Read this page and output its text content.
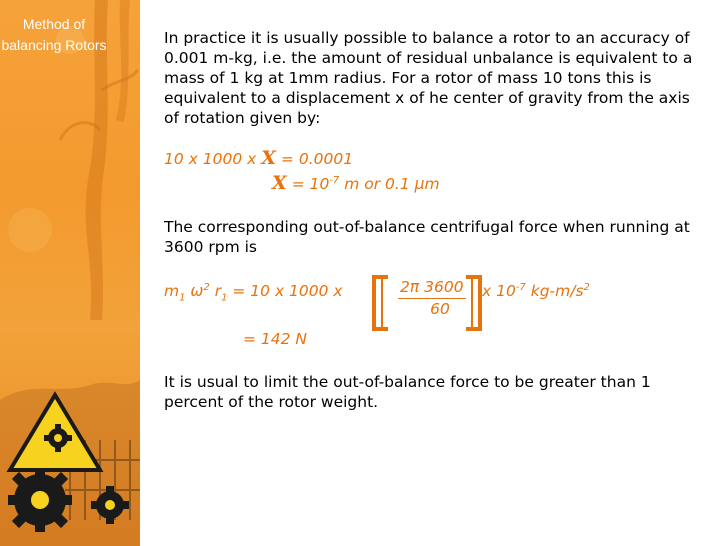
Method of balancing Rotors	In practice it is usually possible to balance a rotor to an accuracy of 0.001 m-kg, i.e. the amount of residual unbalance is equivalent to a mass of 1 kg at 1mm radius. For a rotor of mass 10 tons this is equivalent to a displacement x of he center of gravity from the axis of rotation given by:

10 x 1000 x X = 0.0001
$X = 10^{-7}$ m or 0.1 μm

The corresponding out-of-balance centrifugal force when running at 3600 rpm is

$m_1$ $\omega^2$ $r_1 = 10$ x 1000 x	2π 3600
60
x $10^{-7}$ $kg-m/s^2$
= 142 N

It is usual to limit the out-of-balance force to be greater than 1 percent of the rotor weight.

---

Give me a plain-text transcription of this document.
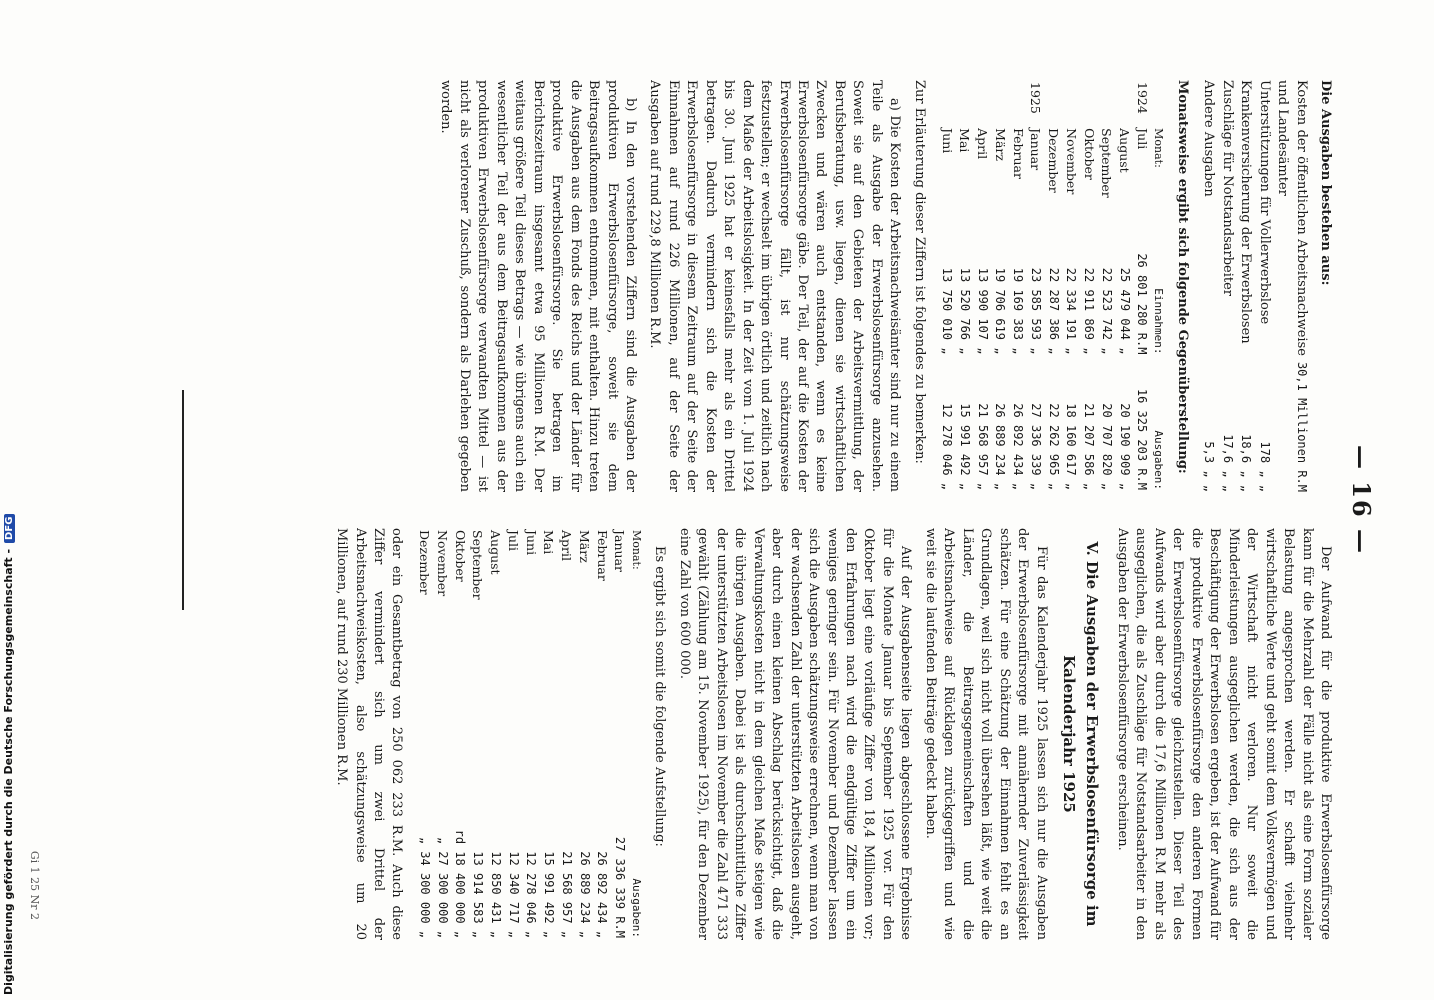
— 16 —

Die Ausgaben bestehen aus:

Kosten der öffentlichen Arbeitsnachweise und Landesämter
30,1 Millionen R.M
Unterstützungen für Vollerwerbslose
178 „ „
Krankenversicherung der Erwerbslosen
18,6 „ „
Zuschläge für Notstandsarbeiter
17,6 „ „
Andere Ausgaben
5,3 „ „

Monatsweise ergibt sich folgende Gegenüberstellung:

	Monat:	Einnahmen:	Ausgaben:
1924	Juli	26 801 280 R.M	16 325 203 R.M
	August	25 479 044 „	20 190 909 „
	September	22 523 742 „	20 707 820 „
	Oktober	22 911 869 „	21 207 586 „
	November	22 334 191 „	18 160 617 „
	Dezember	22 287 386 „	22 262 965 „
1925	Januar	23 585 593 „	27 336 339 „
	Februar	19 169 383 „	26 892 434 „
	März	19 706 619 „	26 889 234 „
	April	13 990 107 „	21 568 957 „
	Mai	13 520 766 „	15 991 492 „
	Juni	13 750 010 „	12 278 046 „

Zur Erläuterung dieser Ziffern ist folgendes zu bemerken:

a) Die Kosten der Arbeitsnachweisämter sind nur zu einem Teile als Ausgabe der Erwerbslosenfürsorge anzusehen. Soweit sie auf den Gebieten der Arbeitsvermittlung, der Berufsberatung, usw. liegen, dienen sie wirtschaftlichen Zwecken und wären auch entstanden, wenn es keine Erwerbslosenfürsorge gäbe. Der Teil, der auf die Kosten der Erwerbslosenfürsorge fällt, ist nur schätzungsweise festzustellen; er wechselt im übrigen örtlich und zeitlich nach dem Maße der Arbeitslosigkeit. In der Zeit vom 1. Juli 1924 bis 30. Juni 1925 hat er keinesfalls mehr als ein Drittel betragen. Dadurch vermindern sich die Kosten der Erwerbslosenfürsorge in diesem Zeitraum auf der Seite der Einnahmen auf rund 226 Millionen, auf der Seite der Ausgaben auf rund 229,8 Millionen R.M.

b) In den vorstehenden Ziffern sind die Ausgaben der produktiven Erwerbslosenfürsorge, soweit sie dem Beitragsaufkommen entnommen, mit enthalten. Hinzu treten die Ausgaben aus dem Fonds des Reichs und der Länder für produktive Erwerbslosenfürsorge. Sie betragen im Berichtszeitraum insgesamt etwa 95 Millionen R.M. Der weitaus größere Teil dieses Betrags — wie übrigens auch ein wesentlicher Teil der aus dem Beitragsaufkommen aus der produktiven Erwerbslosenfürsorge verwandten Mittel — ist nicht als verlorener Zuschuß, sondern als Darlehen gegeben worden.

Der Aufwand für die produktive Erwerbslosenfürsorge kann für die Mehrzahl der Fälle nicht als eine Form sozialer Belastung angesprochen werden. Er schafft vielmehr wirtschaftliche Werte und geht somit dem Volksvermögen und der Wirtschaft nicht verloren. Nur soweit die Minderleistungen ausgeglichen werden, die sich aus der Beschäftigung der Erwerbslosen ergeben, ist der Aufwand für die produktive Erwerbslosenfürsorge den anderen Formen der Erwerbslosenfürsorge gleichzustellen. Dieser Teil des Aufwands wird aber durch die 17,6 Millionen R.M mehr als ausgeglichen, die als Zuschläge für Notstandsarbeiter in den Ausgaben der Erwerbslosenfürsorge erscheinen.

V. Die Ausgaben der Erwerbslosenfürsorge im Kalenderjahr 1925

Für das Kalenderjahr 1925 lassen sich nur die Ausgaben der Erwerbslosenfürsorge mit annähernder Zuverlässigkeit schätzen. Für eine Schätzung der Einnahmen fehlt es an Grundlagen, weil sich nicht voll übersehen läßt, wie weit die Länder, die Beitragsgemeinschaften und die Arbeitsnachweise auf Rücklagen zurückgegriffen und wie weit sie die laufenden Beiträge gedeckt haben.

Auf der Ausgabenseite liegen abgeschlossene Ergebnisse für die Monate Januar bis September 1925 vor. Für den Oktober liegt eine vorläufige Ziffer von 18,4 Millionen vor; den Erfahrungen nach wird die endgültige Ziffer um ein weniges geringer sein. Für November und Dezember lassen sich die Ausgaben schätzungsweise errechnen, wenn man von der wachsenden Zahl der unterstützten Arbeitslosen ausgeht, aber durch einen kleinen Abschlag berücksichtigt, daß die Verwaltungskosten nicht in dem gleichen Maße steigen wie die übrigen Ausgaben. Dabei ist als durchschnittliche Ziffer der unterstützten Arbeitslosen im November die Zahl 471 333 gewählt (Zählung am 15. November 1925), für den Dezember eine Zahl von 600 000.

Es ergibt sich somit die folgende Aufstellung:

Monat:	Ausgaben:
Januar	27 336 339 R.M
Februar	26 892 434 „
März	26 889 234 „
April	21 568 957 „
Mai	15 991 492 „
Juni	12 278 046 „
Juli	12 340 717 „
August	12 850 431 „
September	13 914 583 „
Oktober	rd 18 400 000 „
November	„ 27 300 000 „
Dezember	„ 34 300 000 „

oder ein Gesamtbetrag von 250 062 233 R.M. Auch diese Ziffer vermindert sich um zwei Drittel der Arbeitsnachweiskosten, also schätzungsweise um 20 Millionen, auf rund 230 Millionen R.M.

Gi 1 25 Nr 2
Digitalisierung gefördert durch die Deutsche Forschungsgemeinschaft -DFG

---

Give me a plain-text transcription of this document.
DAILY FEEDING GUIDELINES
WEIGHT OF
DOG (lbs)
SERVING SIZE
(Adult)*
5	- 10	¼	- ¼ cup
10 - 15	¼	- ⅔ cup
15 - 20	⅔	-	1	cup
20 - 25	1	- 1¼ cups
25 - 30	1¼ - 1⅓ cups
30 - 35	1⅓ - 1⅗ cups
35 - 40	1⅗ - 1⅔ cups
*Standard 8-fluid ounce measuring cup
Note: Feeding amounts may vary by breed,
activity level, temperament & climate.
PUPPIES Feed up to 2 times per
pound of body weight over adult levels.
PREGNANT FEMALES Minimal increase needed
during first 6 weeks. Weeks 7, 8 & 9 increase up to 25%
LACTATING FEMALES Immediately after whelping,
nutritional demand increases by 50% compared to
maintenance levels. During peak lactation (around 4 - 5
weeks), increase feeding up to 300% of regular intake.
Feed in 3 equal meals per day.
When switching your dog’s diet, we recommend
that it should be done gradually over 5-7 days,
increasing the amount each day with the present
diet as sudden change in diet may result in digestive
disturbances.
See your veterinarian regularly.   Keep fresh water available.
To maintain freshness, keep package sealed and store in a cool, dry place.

- _WHAT YOU ARE ASKED TO DO_
Within the records above, how many lines include the word "Arbeitsnachweise"? State the number by itself.

- _SOLUTION BELOW_
2